-- START Provided data --

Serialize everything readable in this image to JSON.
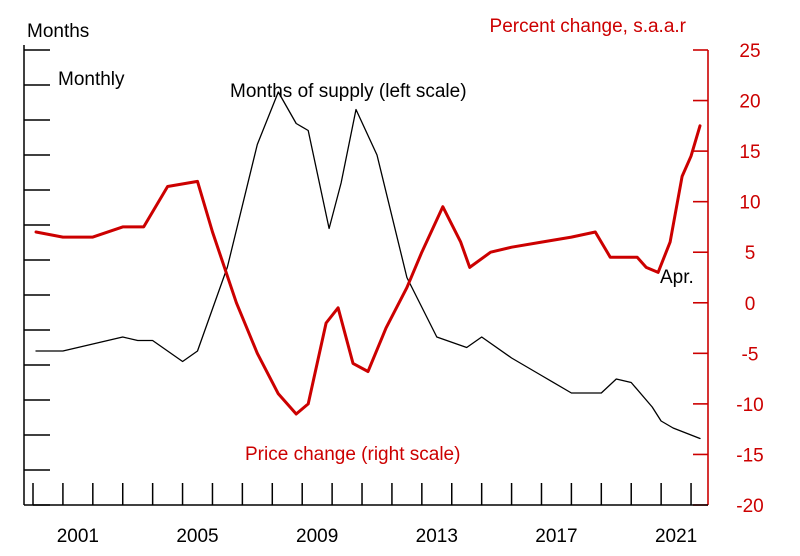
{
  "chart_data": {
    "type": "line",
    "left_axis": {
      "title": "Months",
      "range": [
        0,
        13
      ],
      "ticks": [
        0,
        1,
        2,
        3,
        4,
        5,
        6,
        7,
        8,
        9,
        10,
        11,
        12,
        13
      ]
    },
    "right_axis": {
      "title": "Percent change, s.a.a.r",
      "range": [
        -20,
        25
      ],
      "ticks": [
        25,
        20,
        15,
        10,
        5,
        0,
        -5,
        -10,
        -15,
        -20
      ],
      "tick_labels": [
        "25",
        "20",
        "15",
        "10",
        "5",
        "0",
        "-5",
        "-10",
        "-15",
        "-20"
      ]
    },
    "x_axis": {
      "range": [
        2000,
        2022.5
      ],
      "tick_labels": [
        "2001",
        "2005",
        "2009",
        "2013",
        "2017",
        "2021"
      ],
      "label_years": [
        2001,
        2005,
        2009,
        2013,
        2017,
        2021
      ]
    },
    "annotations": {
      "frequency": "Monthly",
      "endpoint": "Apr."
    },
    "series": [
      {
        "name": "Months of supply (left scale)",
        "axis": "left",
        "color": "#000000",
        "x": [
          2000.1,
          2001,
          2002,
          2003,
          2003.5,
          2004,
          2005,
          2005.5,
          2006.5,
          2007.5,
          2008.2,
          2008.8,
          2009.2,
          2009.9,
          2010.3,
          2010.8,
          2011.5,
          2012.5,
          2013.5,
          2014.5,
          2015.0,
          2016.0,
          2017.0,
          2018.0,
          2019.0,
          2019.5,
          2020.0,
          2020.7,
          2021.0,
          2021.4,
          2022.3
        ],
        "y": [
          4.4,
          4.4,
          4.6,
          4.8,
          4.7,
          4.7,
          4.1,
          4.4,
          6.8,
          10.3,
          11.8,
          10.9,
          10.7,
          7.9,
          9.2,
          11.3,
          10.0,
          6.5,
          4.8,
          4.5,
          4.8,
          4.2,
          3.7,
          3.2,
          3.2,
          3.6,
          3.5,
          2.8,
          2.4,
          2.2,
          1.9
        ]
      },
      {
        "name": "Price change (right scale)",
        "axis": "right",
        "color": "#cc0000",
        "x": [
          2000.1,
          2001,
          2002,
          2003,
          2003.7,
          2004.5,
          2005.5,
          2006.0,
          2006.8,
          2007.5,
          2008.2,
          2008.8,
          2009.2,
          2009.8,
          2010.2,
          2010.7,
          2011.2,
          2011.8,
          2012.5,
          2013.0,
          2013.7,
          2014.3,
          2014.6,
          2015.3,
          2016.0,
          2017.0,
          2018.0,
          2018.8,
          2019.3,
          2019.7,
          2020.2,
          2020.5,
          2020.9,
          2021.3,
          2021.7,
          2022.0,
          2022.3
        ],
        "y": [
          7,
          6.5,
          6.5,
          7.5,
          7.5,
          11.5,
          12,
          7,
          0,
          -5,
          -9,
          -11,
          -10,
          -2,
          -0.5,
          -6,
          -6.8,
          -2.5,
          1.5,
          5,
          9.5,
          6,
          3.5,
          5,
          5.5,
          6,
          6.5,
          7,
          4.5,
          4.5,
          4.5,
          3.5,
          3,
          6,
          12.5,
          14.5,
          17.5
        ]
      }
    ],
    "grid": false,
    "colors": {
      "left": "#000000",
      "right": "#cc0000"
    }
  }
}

-- END Provided data --

Work instructions: Gather each line in the data that holds the string "title".

Task response:
      "title": "Months",
      "title": "Percent change, s.a.a.r",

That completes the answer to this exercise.